▼

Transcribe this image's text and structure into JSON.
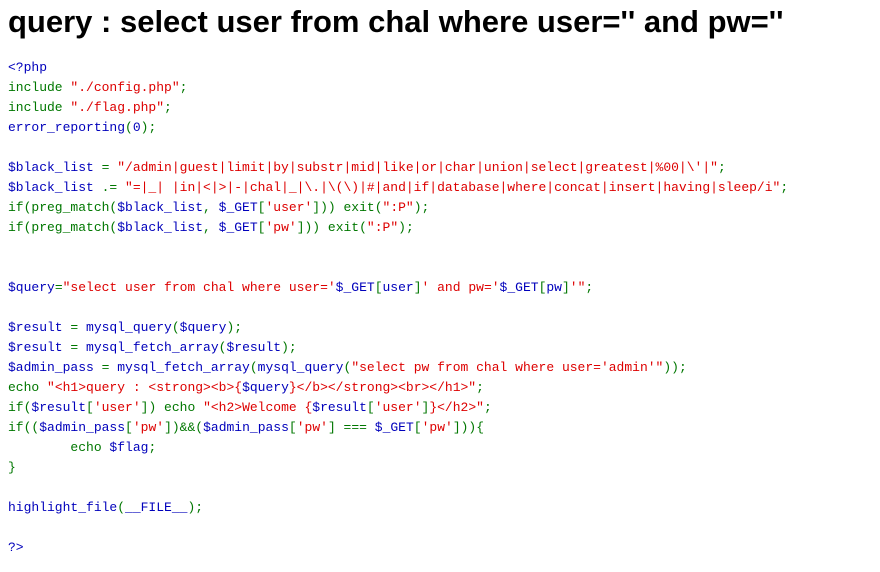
{
  "heading": "query : select user from chal where user='' and pw=''",
  "colors": {
    "default": "#0000BB",
    "keyword": "#007700",
    "string": "#DD0000",
    "html": "#000000"
  },
  "code_lines": [
    [
      [
        "default",
        "<?php"
      ]
    ],
    [
      [
        "keyword",
        "include "
      ],
      [
        "string",
        "\"./config.php\""
      ],
      [
        "keyword",
        ";"
      ]
    ],
    [
      [
        "keyword",
        "include "
      ],
      [
        "string",
        "\"./flag.php\""
      ],
      [
        "keyword",
        ";"
      ]
    ],
    [
      [
        "default",
        "error_reporting"
      ],
      [
        "keyword",
        "("
      ],
      [
        "default",
        "0"
      ],
      [
        "keyword",
        ");"
      ]
    ],
    [],
    [
      [
        "default",
        "$black_list "
      ],
      [
        "keyword",
        "= "
      ],
      [
        "string",
        "\"/admin|guest|limit|by|substr|mid|like|or|char|union|select|greatest|%00|\\'|\""
      ],
      [
        "keyword",
        ";"
      ]
    ],
    [
      [
        "default",
        "$black_list "
      ],
      [
        "keyword",
        ".= "
      ],
      [
        "string",
        "\"=|_| |in|<|>|-|chal|_|\\.|\\(\\)|#|and|if|database|where|concat|insert|having|sleep/i\""
      ],
      [
        "keyword",
        ";"
      ]
    ],
    [
      [
        "keyword",
        "if(preg_match("
      ],
      [
        "default",
        "$black_list"
      ],
      [
        "keyword",
        ", "
      ],
      [
        "default",
        "$_GET"
      ],
      [
        "keyword",
        "["
      ],
      [
        "string",
        "'user'"
      ],
      [
        "keyword",
        "])) exit("
      ],
      [
        "string",
        "\":P\""
      ],
      [
        "keyword",
        ");"
      ]
    ],
    [
      [
        "keyword",
        "if(preg_match("
      ],
      [
        "default",
        "$black_list"
      ],
      [
        "keyword",
        ", "
      ],
      [
        "default",
        "$_GET"
      ],
      [
        "keyword",
        "["
      ],
      [
        "string",
        "'pw'"
      ],
      [
        "keyword",
        "])) exit("
      ],
      [
        "string",
        "\":P\""
      ],
      [
        "keyword",
        ");"
      ]
    ],
    [],
    [],
    [
      [
        "default",
        "$query"
      ],
      [
        "keyword",
        "="
      ],
      [
        "string",
        "\"select user from chal where user='"
      ],
      [
        "default",
        "$_GET"
      ],
      [
        "keyword",
        "["
      ],
      [
        "default",
        "user"
      ],
      [
        "keyword",
        "]"
      ],
      [
        "string",
        "' and pw='"
      ],
      [
        "default",
        "$_GET"
      ],
      [
        "keyword",
        "["
      ],
      [
        "default",
        "pw"
      ],
      [
        "keyword",
        "]"
      ],
      [
        "string",
        "'\""
      ],
      [
        "keyword",
        ";"
      ]
    ],
    [],
    [
      [
        "default",
        "$result "
      ],
      [
        "keyword",
        "= "
      ],
      [
        "default",
        "mysql_query"
      ],
      [
        "keyword",
        "("
      ],
      [
        "default",
        "$query"
      ],
      [
        "keyword",
        ");"
      ]
    ],
    [
      [
        "default",
        "$result "
      ],
      [
        "keyword",
        "= "
      ],
      [
        "default",
        "mysql_fetch_array"
      ],
      [
        "keyword",
        "("
      ],
      [
        "default",
        "$result"
      ],
      [
        "keyword",
        ");"
      ]
    ],
    [
      [
        "default",
        "$admin_pass "
      ],
      [
        "keyword",
        "= "
      ],
      [
        "default",
        "mysql_fetch_array"
      ],
      [
        "keyword",
        "("
      ],
      [
        "default",
        "mysql_query"
      ],
      [
        "keyword",
        "("
      ],
      [
        "string",
        "\"select pw from chal where user='admin'\""
      ],
      [
        "keyword",
        "));"
      ]
    ],
    [
      [
        "keyword",
        "echo "
      ],
      [
        "string",
        "\"<h1>query : <strong><b>{"
      ],
      [
        "default",
        "$query"
      ],
      [
        "string",
        "}</b></strong><br></h1>\""
      ],
      [
        "keyword",
        ";"
      ]
    ],
    [
      [
        "keyword",
        "if("
      ],
      [
        "default",
        "$result"
      ],
      [
        "keyword",
        "["
      ],
      [
        "string",
        "'user'"
      ],
      [
        "keyword",
        "]) echo "
      ],
      [
        "string",
        "\"<h2>Welcome {"
      ],
      [
        "default",
        "$result"
      ],
      [
        "keyword",
        "["
      ],
      [
        "string",
        "'user'"
      ],
      [
        "keyword",
        "]"
      ],
      [
        "string",
        "}</h2>\""
      ],
      [
        "keyword",
        ";"
      ]
    ],
    [
      [
        "keyword",
        "if(("
      ],
      [
        "default",
        "$admin_pass"
      ],
      [
        "keyword",
        "["
      ],
      [
        "string",
        "'pw'"
      ],
      [
        "keyword",
        "])&&("
      ],
      [
        "default",
        "$admin_pass"
      ],
      [
        "keyword",
        "["
      ],
      [
        "string",
        "'pw'"
      ],
      [
        "keyword",
        "] === "
      ],
      [
        "default",
        "$_GET"
      ],
      [
        "keyword",
        "["
      ],
      [
        "string",
        "'pw'"
      ],
      [
        "keyword",
        "])){"
      ]
    ],
    [
      [
        "keyword",
        "        echo "
      ],
      [
        "default",
        "$flag"
      ],
      [
        "keyword",
        ";"
      ]
    ],
    [
      [
        "keyword",
        "}"
      ]
    ],
    [],
    [
      [
        "default",
        "highlight_file"
      ],
      [
        "keyword",
        "("
      ],
      [
        "default",
        "__FILE__"
      ],
      [
        "keyword",
        ");"
      ]
    ],
    [],
    [
      [
        "default",
        "?>"
      ]
    ]
  ]
}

▲

• _Exercise_: Quote everything in the listing above exactly; pictures are the only thing to omit.

• _Output of the task_:
Transcribe this image's text and structure into JSON.
{
  "heading": "query : select user from chal where user='' and pw=''",
  "colors": {
    "default": "#0000BB",
    "keyword": "#007700",
    "string": "#DD0000",
    "html": "#000000"
  },
  "code_lines": [
    [
      [
        "default",
        "<?php"
      ]
    ],
    [
      [
        "keyword",
        "include "
      ],
      [
        "string",
        "\"./config.php\""
      ],
      [
        "keyword",
        ";"
      ]
    ],
    [
      [
        "keyword",
        "include "
      ],
      [
        "string",
        "\"./flag.php\""
      ],
      [
        "keyword",
        ";"
      ]
    ],
    [
      [
        "default",
        "error_reporting"
      ],
      [
        "keyword",
        "("
      ],
      [
        "default",
        "0"
      ],
      [
        "keyword",
        ");"
      ]
    ],
    [],
    [
      [
        "default",
        "$black_list "
      ],
      [
        "keyword",
        "= "
      ],
      [
        "string",
        "\"/admin|guest|limit|by|substr|mid|like|or|char|union|select|greatest|%00|\\'|\""
      ],
      [
        "keyword",
        ";"
      ]
    ],
    [
      [
        "default",
        "$black_list "
      ],
      [
        "keyword",
        ".= "
      ],
      [
        "string",
        "\"=|_| |in|<|>|-|chal|_|\\.|\\(\\)|#|and|if|database|where|concat|insert|having|sleep/i\""
      ],
      [
        "keyword",
        ";"
      ]
    ],
    [
      [
        "keyword",
        "if(preg_match("
      ],
      [
        "default",
        "$black_list"
      ],
      [
        "keyword",
        ", "
      ],
      [
        "default",
        "$_GET"
      ],
      [
        "keyword",
        "["
      ],
      [
        "string",
        "'user'"
      ],
      [
        "keyword",
        "])) exit("
      ],
      [
        "string",
        "\":P\""
      ],
      [
        "keyword",
        ");"
      ]
    ],
    [
      [
        "keyword",
        "if(preg_match("
      ],
      [
        "default",
        "$black_list"
      ],
      [
        "keyword",
        ", "
      ],
      [
        "default",
        "$_GET"
      ],
      [
        "keyword",
        "["
      ],
      [
        "string",
        "'pw'"
      ],
      [
        "keyword",
        "])) exit("
      ],
      [
        "string",
        "\":P\""
      ],
      [
        "keyword",
        ");"
      ]
    ],
    [],
    [],
    [
      [
        "default",
        "$query"
      ],
      [
        "keyword",
        "="
      ],
      [
        "string",
        "\"select user from chal where user='"
      ],
      [
        "default",
        "$_GET"
      ],
      [
        "keyword",
        "["
      ],
      [
        "default",
        "user"
      ],
      [
        "keyword",
        "]"
      ],
      [
        "string",
        "' and pw='"
      ],
      [
        "default",
        "$_GET"
      ],
      [
        "keyword",
        "["
      ],
      [
        "default",
        "pw"
      ],
      [
        "keyword",
        "]"
      ],
      [
        "string",
        "'\""
      ],
      [
        "keyword",
        ";"
      ]
    ],
    [],
    [
      [
        "default",
        "$result "
      ],
      [
        "keyword",
        "= "
      ],
      [
        "default",
        "mysql_query"
      ],
      [
        "keyword",
        "("
      ],
      [
        "default",
        "$query"
      ],
      [
        "keyword",
        ");"
      ]
    ],
    [
      [
        "default",
        "$result "
      ],
      [
        "keyword",
        "= "
      ],
      [
        "default",
        "mysql_fetch_array"
      ],
      [
        "keyword",
        "("
      ],
      [
        "default",
        "$result"
      ],
      [
        "keyword",
        ");"
      ]
    ],
    [
      [
        "default",
        "$admin_pass "
      ],
      [
        "keyword",
        "= "
      ],
      [
        "default",
        "mysql_fetch_array"
      ],
      [
        "keyword",
        "("
      ],
      [
        "default",
        "mysql_query"
      ],
      [
        "keyword",
        "("
      ],
      [
        "string",
        "\"select pw from chal where user='admin'\""
      ],
      [
        "keyword",
        "));"
      ]
    ],
    [
      [
        "keyword",
        "echo "
      ],
      [
        "string",
        "\"<h1>query : <strong><b>{"
      ],
      [
        "default",
        "$query"
      ],
      [
        "string",
        "}</b></strong><br></h1>\""
      ],
      [
        "keyword",
        ";"
      ]
    ],
    [
      [
        "keyword",
        "if("
      ],
      [
        "default",
        "$result"
      ],
      [
        "keyword",
        "["
      ],
      [
        "string",
        "'user'"
      ],
      [
        "keyword",
        "]) echo "
      ],
      [
        "string",
        "\"<h2>Welcome {"
      ],
      [
        "default",
        "$result"
      ],
      [
        "keyword",
        "["
      ],
      [
        "string",
        "'user'"
      ],
      [
        "keyword",
        "]"
      ],
      [
        "string",
        "}</h2>\""
      ],
      [
        "keyword",
        ";"
      ]
    ],
    [
      [
        "keyword",
        "if(("
      ],
      [
        "default",
        "$admin_pass"
      ],
      [
        "keyword",
        "["
      ],
      [
        "string",
        "'pw'"
      ],
      [
        "keyword",
        "])&&("
      ],
      [
        "default",
        "$admin_pass"
      ],
      [
        "keyword",
        "["
      ],
      [
        "string",
        "'pw'"
      ],
      [
        "keyword",
        "] === "
      ],
      [
        "default",
        "$_GET"
      ],
      [
        "keyword",
        "["
      ],
      [
        "string",
        "'pw'"
      ],
      [
        "keyword",
        "])){"
      ]
    ],
    [
      [
        "keyword",
        "        echo "
      ],
      [
        "default",
        "$flag"
      ],
      [
        "keyword",
        ";"
      ]
    ],
    [
      [
        "keyword",
        "}"
      ]
    ],
    [],
    [
      [
        "default",
        "highlight_file"
      ],
      [
        "keyword",
        "("
      ],
      [
        "default",
        "__FILE__"
      ],
      [
        "keyword",
        ");"
      ]
    ],
    [],
    [
      [
        "default",
        "?>"
      ]
    ]
  ]
}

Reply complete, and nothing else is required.